● Prompt
Give the entries again exactly, every one of them.

# start of Source records

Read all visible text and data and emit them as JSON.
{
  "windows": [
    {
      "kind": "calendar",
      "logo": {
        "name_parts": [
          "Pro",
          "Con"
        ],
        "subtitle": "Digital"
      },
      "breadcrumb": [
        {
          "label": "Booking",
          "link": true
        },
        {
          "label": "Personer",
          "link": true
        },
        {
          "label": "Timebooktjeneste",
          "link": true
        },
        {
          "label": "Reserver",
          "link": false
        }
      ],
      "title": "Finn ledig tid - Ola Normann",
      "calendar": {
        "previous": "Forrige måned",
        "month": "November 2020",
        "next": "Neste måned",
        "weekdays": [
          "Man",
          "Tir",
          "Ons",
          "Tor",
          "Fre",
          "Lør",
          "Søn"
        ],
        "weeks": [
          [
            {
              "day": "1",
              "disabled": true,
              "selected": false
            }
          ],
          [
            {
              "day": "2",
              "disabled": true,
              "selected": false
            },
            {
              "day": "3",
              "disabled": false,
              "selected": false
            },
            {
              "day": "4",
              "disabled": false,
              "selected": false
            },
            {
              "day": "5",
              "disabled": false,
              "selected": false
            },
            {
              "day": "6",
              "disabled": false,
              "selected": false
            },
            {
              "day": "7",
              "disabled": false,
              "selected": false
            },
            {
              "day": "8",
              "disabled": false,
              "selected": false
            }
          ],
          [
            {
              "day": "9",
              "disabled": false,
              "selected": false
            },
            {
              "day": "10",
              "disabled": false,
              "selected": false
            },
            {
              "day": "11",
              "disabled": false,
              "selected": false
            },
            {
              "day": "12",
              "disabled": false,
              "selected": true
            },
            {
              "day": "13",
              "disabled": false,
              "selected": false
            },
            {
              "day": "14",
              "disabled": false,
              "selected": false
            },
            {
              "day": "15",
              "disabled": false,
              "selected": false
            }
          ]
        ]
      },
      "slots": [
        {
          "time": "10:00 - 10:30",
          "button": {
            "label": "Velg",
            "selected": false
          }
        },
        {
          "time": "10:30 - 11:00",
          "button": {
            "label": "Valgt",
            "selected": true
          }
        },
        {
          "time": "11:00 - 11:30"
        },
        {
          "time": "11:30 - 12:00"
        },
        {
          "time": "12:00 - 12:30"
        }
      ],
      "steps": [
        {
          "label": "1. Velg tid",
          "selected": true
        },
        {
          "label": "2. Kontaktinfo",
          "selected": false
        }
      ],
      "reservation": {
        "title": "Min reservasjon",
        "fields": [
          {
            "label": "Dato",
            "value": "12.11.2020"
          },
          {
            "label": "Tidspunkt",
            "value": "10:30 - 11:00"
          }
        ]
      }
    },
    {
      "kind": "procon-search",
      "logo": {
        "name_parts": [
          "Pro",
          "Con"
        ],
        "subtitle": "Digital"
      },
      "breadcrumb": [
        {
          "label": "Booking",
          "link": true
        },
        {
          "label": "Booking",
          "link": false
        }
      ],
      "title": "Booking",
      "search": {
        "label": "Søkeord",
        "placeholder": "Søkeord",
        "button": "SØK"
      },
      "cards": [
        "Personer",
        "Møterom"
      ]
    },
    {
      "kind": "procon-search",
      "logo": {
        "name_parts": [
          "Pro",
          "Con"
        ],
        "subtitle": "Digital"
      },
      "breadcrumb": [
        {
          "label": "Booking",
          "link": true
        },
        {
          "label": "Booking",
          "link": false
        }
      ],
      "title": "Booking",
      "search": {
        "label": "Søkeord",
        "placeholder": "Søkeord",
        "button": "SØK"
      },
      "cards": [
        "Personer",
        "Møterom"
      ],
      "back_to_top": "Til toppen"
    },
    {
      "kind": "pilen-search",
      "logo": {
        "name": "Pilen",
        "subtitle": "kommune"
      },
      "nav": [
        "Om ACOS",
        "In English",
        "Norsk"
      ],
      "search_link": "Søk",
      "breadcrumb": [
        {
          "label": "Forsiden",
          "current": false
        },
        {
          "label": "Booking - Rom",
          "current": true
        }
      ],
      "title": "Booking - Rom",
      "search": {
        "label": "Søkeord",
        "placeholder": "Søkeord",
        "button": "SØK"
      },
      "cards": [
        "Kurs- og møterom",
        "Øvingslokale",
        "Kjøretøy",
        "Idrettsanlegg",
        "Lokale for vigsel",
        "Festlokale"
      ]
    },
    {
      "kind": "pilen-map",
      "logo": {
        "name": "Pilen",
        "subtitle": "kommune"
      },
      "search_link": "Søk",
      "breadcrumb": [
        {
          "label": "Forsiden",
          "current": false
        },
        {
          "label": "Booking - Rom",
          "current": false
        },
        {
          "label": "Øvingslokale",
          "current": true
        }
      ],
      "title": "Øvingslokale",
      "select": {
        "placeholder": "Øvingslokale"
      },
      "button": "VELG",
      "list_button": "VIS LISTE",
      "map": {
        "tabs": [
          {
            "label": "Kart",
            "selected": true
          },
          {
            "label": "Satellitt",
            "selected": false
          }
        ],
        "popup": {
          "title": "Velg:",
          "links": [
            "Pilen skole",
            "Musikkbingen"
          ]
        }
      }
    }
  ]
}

# end of Source records

● Answer to the exercise
Read all visible text and data and emit them as JSON.
{
  "windows": [
    {
      "kind": "calendar",
      "logo": {
        "name_parts": [
          "Pro",
          "Con"
        ],
        "subtitle": "Digital"
      },
      "breadcrumb": [
        {
          "label": "Booking",
          "link": true
        },
        {
          "label": "Personer",
          "link": true
        },
        {
          "label": "Timebooktjeneste",
          "link": true
        },
        {
          "label": "Reserver",
          "link": false
        }
      ],
      "title": "Finn ledig tid - Ola Normann",
      "calendar": {
        "previous": "Forrige måned",
        "month": "November 2020",
        "next": "Neste måned",
        "weekdays": [
          "Man",
          "Tir",
          "Ons",
          "Tor",
          "Fre",
          "Lør",
          "Søn"
        ],
        "weeks": [
          [
            {
              "day": "1",
              "disabled": true,
              "selected": false
            }
          ],
          [
            {
              "day": "2",
              "disabled": true,
              "selected": false
            },
            {
              "day": "3",
              "disabled": false,
              "selected": false
            },
            {
              "day": "4",
              "disabled": false,
              "selected": false
            },
            {
              "day": "5",
              "disabled": false,
              "selected": false
            },
            {
              "day": "6",
              "disabled": false,
              "selected": false
            },
            {
              "day": "7",
              "disabled": false,
              "selected": false
            },
            {
              "day": "8",
              "disabled": false,
              "selected": false
            }
          ],
          [
            {
              "day": "9",
              "disabled": false,
              "selected": false
            },
            {
              "day": "10",
              "disabled": false,
              "selected": false
            },
            {
              "day": "11",
              "disabled": false,
              "selected": false
            },
            {
              "day": "12",
              "disabled": false,
              "selected": true
            },
            {
              "day": "13",
              "disabled": false,
              "selected": false
            },
            {
              "day": "14",
              "disabled": false,
              "selected": false
            },
            {
              "day": "15",
              "disabled": false,
              "selected": false
            }
          ]
        ]
      },
      "slots": [
        {
          "time": "10:00 - 10:30",
          "button": {
            "label": "Velg",
            "selected": false
          }
        },
        {
          "time": "10:30 - 11:00",
          "button": {
            "label": "Valgt",
            "selected": true
          }
        },
        {
          "time": "11:00 - 11:30"
        },
        {
          "time": "11:30 - 12:00"
        },
        {
          "time": "12:00 - 12:30"
        }
      ],
      "steps": [
        {
          "label": "1. Velg tid",
          "selected": true
        },
        {
          "label": "2. Kontaktinfo",
          "selected": false
        }
      ],
      "reservation": {
        "title": "Min reservasjon",
        "fields": [
          {
            "label": "Dato",
            "value": "12.11.2020"
          },
          {
            "label": "Tidspunkt",
            "value": "10:30 - 11:00"
          }
        ]
      }
    },
    {
      "kind": "procon-search",
      "logo": {
        "name_parts": [
          "Pro",
          "Con"
        ],
        "subtitle": "Digital"
      },
      "breadcrumb": [
        {
          "label": "Booking",
          "link": true
        },
        {
          "label": "Booking",
          "link": false
        }
      ],
      "title": "Booking",
      "search": {
        "label": "Søkeord",
        "placeholder": "Søkeord",
        "button": "SØK"
      },
      "cards": [
        "Personer",
        "Møterom"
      ]
    },
    {
      "kind": "procon-search",
      "logo": {
        "name_parts": [
          "Pro",
          "Con"
        ],
        "subtitle": "Digital"
      },
      "breadcrumb": [
        {
          "label": "Booking",
          "link": true
        },
        {
          "label": "Booking",
          "link": false
        }
      ],
      "title": "Booking",
      "search": {
        "label": "Søkeord",
        "placeholder": "Søkeord",
        "button": "SØK"
      },
      "cards": [
        "Personer",
        "Møterom"
      ],
      "back_to_top": "Til toppen"
    },
    {
      "kind": "pilen-search",
      "logo": {
        "name": "Pilen",
        "subtitle": "kommune"
      },
      "nav": [
        "Om ACOS",
        "In English",
        "Norsk"
      ],
      "search_link": "Søk",
      "breadcrumb": [
        {
          "label": "Forsiden",
          "current": false
        },
        {
          "label": "Booking - Rom",
          "current": true
        }
      ],
      "title": "Booking - Rom",
      "search": {
        "label": "Søkeord",
        "placeholder": "Søkeord",
        "button": "SØK"
      },
      "cards": [
        "Kurs- og møterom",
        "Øvingslokale",
        "Kjøretøy",
        "Idrettsanlegg",
        "Lokale for vigsel",
        "Festlokale"
      ]
    },
    {
      "kind": "pilen-map",
      "logo": {
        "name": "Pilen",
        "subtitle": "kommune"
      },
      "search_link": "Søk",
      "breadcrumb": [
        {
          "label": "Forsiden",
          "current": false
        },
        {
          "label": "Booking - Rom",
          "current": false
        },
        {
          "label": "Øvingslokale",
          "current": true
        }
      ],
      "title": "Øvingslokale",
      "select": {
        "placeholder": "Øvingslokale"
      },
      "button": "VELG",
      "list_button": "VIS LISTE",
      "map": {
        "tabs": [
          {
            "label": "Kart",
            "selected": true
          },
          {
            "label": "Satellitt",
            "selected": false
          }
        ],
        "popup": {
          "title": "Velg:",
          "links": [
            "Pilen skole",
            "Musikkbingen"
          ]
        }
      }
    }
  ]
}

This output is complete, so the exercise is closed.